_Objective_
Could every line of the data be printed exactly as it reads?
**********
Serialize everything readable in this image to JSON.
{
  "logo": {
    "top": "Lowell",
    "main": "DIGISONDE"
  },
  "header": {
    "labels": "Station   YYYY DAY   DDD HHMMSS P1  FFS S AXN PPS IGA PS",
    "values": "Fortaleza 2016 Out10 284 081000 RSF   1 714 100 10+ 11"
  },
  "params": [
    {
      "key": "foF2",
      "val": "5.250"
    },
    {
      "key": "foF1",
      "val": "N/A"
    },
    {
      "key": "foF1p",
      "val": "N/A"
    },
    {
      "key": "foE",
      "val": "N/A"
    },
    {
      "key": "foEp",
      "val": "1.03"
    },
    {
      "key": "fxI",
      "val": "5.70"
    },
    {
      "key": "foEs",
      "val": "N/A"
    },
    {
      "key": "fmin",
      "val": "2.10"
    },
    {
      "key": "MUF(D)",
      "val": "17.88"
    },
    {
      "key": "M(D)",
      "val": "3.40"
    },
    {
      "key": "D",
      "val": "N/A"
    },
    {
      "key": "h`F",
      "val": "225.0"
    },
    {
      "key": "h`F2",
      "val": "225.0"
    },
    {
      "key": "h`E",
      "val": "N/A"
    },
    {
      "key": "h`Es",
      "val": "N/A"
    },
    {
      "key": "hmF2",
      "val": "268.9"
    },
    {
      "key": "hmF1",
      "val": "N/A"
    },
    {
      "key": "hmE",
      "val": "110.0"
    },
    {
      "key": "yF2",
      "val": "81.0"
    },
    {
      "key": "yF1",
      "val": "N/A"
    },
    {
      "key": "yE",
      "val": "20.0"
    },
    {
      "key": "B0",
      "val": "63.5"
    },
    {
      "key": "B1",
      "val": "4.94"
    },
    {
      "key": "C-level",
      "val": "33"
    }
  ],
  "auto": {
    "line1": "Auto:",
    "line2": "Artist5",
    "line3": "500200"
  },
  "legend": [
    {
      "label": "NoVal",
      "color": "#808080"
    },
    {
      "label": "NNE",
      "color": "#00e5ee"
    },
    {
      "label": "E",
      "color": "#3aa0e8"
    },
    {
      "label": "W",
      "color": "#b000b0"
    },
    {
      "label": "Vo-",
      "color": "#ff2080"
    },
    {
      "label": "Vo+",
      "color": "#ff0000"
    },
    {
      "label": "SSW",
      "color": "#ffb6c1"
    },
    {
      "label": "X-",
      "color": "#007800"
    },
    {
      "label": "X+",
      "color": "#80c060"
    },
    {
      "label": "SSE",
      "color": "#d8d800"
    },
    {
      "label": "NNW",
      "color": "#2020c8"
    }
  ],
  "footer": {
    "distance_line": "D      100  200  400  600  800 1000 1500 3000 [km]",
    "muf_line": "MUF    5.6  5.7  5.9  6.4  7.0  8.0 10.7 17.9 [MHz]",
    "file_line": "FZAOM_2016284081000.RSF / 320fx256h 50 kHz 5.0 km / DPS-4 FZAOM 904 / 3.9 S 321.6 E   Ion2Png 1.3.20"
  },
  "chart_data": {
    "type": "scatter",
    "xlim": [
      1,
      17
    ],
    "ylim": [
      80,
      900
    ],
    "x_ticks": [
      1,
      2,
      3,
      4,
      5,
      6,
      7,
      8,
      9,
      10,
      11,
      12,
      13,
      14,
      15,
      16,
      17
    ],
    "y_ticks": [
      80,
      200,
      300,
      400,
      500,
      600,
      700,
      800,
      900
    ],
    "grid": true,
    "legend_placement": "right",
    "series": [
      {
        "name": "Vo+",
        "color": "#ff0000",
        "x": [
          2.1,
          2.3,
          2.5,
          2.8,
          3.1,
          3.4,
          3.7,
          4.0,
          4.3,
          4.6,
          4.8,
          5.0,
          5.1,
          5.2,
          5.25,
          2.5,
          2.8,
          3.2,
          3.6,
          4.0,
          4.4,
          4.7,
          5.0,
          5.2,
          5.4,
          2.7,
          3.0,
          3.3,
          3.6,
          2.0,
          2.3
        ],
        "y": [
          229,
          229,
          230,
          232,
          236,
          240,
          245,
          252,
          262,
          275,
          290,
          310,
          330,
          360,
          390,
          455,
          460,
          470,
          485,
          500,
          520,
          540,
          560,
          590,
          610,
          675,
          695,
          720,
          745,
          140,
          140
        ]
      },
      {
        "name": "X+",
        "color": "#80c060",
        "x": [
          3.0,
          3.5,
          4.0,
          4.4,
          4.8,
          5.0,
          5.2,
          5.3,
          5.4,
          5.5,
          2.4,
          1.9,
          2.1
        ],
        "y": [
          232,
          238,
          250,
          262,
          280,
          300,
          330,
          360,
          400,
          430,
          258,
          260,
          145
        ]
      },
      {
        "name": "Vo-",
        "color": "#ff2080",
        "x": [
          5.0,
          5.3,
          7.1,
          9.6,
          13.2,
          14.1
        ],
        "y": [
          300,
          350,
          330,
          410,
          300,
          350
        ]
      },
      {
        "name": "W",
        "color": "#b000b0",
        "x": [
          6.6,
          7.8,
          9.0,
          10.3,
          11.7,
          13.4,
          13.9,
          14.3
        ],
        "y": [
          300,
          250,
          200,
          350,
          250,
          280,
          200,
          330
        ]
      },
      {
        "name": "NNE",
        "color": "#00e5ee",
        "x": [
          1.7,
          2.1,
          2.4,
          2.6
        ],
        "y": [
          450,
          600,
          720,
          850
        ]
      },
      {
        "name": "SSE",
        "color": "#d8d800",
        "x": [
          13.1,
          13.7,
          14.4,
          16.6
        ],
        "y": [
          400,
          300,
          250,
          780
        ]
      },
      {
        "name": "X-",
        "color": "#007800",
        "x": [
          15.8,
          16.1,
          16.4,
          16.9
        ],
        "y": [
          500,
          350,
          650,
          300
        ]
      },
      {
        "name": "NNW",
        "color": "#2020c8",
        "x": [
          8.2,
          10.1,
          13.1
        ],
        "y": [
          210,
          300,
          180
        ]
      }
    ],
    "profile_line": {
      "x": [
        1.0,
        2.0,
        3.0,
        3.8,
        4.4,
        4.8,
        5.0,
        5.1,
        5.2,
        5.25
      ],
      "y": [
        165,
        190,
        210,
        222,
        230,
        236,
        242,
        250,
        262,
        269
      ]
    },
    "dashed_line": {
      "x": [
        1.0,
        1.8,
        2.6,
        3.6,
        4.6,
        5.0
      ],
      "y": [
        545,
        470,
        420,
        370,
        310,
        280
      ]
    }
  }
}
**********
_Full response_
Serialize everything readable in this image to JSON.
{
  "logo": {
    "top": "Lowell",
    "main": "DIGISONDE"
  },
  "header": {
    "labels": "Station   YYYY DAY   DDD HHMMSS P1  FFS S AXN PPS IGA PS",
    "values": "Fortaleza 2016 Out10 284 081000 RSF   1 714 100 10+ 11"
  },
  "params": [
    {
      "key": "foF2",
      "val": "5.250"
    },
    {
      "key": "foF1",
      "val": "N/A"
    },
    {
      "key": "foF1p",
      "val": "N/A"
    },
    {
      "key": "foE",
      "val": "N/A"
    },
    {
      "key": "foEp",
      "val": "1.03"
    },
    {
      "key": "fxI",
      "val": "5.70"
    },
    {
      "key": "foEs",
      "val": "N/A"
    },
    {
      "key": "fmin",
      "val": "2.10"
    },
    {
      "key": "MUF(D)",
      "val": "17.88"
    },
    {
      "key": "M(D)",
      "val": "3.40"
    },
    {
      "key": "D",
      "val": "N/A"
    },
    {
      "key": "h`F",
      "val": "225.0"
    },
    {
      "key": "h`F2",
      "val": "225.0"
    },
    {
      "key": "h`E",
      "val": "N/A"
    },
    {
      "key": "h`Es",
      "val": "N/A"
    },
    {
      "key": "hmF2",
      "val": "268.9"
    },
    {
      "key": "hmF1",
      "val": "N/A"
    },
    {
      "key": "hmE",
      "val": "110.0"
    },
    {
      "key": "yF2",
      "val": "81.0"
    },
    {
      "key": "yF1",
      "val": "N/A"
    },
    {
      "key": "yE",
      "val": "20.0"
    },
    {
      "key": "B0",
      "val": "63.5"
    },
    {
      "key": "B1",
      "val": "4.94"
    },
    {
      "key": "C-level",
      "val": "33"
    }
  ],
  "auto": {
    "line1": "Auto:",
    "line2": "Artist5",
    "line3": "500200"
  },
  "legend": [
    {
      "label": "NoVal",
      "color": "#808080"
    },
    {
      "label": "NNE",
      "color": "#00e5ee"
    },
    {
      "label": "E",
      "color": "#3aa0e8"
    },
    {
      "label": "W",
      "color": "#b000b0"
    },
    {
      "label": "Vo-",
      "color": "#ff2080"
    },
    {
      "label": "Vo+",
      "color": "#ff0000"
    },
    {
      "label": "SSW",
      "color": "#ffb6c1"
    },
    {
      "label": "X-",
      "color": "#007800"
    },
    {
      "label": "X+",
      "color": "#80c060"
    },
    {
      "label": "SSE",
      "color": "#d8d800"
    },
    {
      "label": "NNW",
      "color": "#2020c8"
    }
  ],
  "footer": {
    "distance_line": "D      100  200  400  600  800 1000 1500 3000 [km]",
    "muf_line": "MUF    5.6  5.7  5.9  6.4  7.0  8.0 10.7 17.9 [MHz]",
    "file_line": "FZAOM_2016284081000.RSF / 320fx256h 50 kHz 5.0 km / DPS-4 FZAOM 904 / 3.9 S 321.6 E   Ion2Png 1.3.20"
  },
  "chart_data": {
    "type": "scatter",
    "xlim": [
      1,
      17
    ],
    "ylim": [
      80,
      900
    ],
    "x_ticks": [
      1,
      2,
      3,
      4,
      5,
      6,
      7,
      8,
      9,
      10,
      11,
      12,
      13,
      14,
      15,
      16,
      17
    ],
    "y_ticks": [
      80,
      200,
      300,
      400,
      500,
      600,
      700,
      800,
      900
    ],
    "grid": true,
    "legend_placement": "right",
    "series": [
      {
        "name": "Vo+",
        "color": "#ff0000",
        "x": [
          2.1,
          2.3,
          2.5,
          2.8,
          3.1,
          3.4,
          3.7,
          4.0,
          4.3,
          4.6,
          4.8,
          5.0,
          5.1,
          5.2,
          5.25,
          2.5,
          2.8,
          3.2,
          3.6,
          4.0,
          4.4,
          4.7,
          5.0,
          5.2,
          5.4,
          2.7,
          3.0,
          3.3,
          3.6,
          2.0,
          2.3
        ],
        "y": [
          229,
          229,
          230,
          232,
          236,
          240,
          245,
          252,
          262,
          275,
          290,
          310,
          330,
          360,
          390,
          455,
          460,
          470,
          485,
          500,
          520,
          540,
          560,
          590,
          610,
          675,
          695,
          720,
          745,
          140,
          140
        ]
      },
      {
        "name": "X+",
        "color": "#80c060",
        "x": [
          3.0,
          3.5,
          4.0,
          4.4,
          4.8,
          5.0,
          5.2,
          5.3,
          5.4,
          5.5,
          2.4,
          1.9,
          2.1
        ],
        "y": [
          232,
          238,
          250,
          262,
          280,
          300,
          330,
          360,
          400,
          430,
          258,
          260,
          145
        ]
      },
      {
        "name": "Vo-",
        "color": "#ff2080",
        "x": [
          5.0,
          5.3,
          7.1,
          9.6,
          13.2,
          14.1
        ],
        "y": [
          300,
          350,
          330,
          410,
          300,
          350
        ]
      },
      {
        "name": "W",
        "color": "#b000b0",
        "x": [
          6.6,
          7.8,
          9.0,
          10.3,
          11.7,
          13.4,
          13.9,
          14.3
        ],
        "y": [
          300,
          250,
          200,
          350,
          250,
          280,
          200,
          330
        ]
      },
      {
        "name": "NNE",
        "color": "#00e5ee",
        "x": [
          1.7,
          2.1,
          2.4,
          2.6
        ],
        "y": [
          450,
          600,
          720,
          850
        ]
      },
      {
        "name": "SSE",
        "color": "#d8d800",
        "x": [
          13.1,
          13.7,
          14.4,
          16.6
        ],
        "y": [
          400,
          300,
          250,
          780
        ]
      },
      {
        "name": "X-",
        "color": "#007800",
        "x": [
          15.8,
          16.1,
          16.4,
          16.9
        ],
        "y": [
          500,
          350,
          650,
          300
        ]
      },
      {
        "name": "NNW",
        "color": "#2020c8",
        "x": [
          8.2,
          10.1,
          13.1
        ],
        "y": [
          210,
          300,
          180
        ]
      }
    ],
    "profile_line": {
      "x": [
        1.0,
        2.0,
        3.0,
        3.8,
        4.4,
        4.8,
        5.0,
        5.1,
        5.2,
        5.25
      ],
      "y": [
        165,
        190,
        210,
        222,
        230,
        236,
        242,
        250,
        262,
        269
      ]
    },
    "dashed_line": {
      "x": [
        1.0,
        1.8,
        2.6,
        3.6,
        4.6,
        5.0
      ],
      "y": [
        545,
        470,
        420,
        370,
        310,
        280
      ]
    }
  }
}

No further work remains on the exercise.